§ IL BRANO:
────
L’attesa veniva celebrata con le preghiere della
Novena, nove giorni durante i quali era cantata dal popolo e dai
cantori con le loro voci severe e rigorosamente maschili l’antica
melodia del “Missus”, sul testo latino dell’Annunciazione a Maria.
Il giorno della vigilia era considerato giorno di
penitenza, di astinenza e digiuno. “Fa vilie” – si diceva, ma ciò
non impediva alle donne di casa di preparare un cibo sostanzioso
per l’indomani, prendendo dal “camarin” alcune delle carni di
maiale insaccate da poco, in particolare il muset, accompagnandole
con la “brovada” giunta al punto giusto di acidità nei tini
riempiti di vinaccia e cucinata a lungo e a fuoco lento.
Era tradizione sacrificare un cappone con il quale fare
un bel brodo denso e condire con il grasso tutto ciò che si
poteva, perché se tutto l’anno si risparmiava almeno a Natale si
scacciava l’incubo della miseria. E avanzava qualcosa anche per i
poveracci con una generosità che oggi si è perduta, nonostante
l’abbondanza.
────
§ DATI DI PARTENZA:
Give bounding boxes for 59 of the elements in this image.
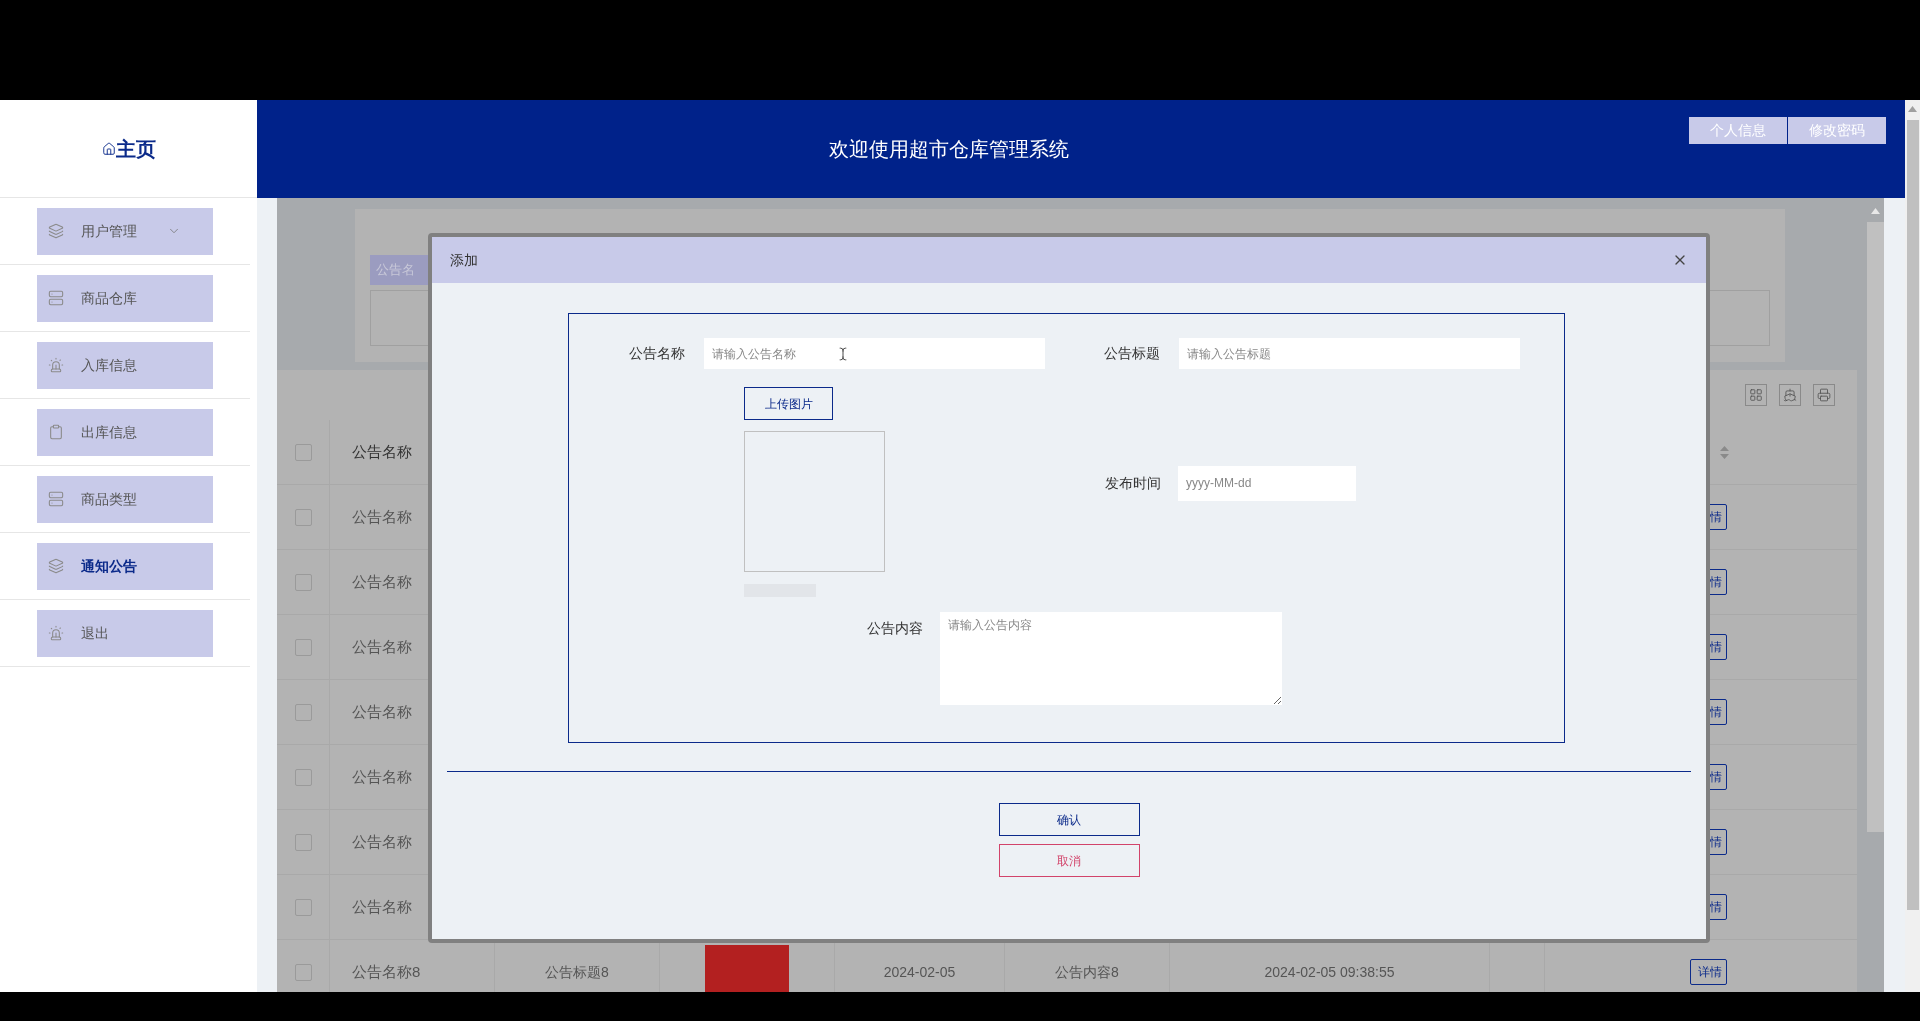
────
§ COSA FARE:
• 1. Elenca tutte le parole o espressioni che nel brano sul Natale compaiono tra virgolette.
• 2. Copia dal brano sul Natale il tratto che va da "L’attesa veniva celebrata" fino a "dell’Annunciazione a Maria.".
Per rispondere basta il solo brano.

§ SOLUZIONI:
• 1. Missus, Fa vilie, camarin, brovada

• 2.
L’attesa veniva celebrata con le preghiere della
Novena, nove giorni durante i quali era cantata dal popolo e dai
cantori con le loro voci severe e rigorosamente maschili l’antica
melodia del “Missus”, sul testo latino dell’Annunciazione a Maria.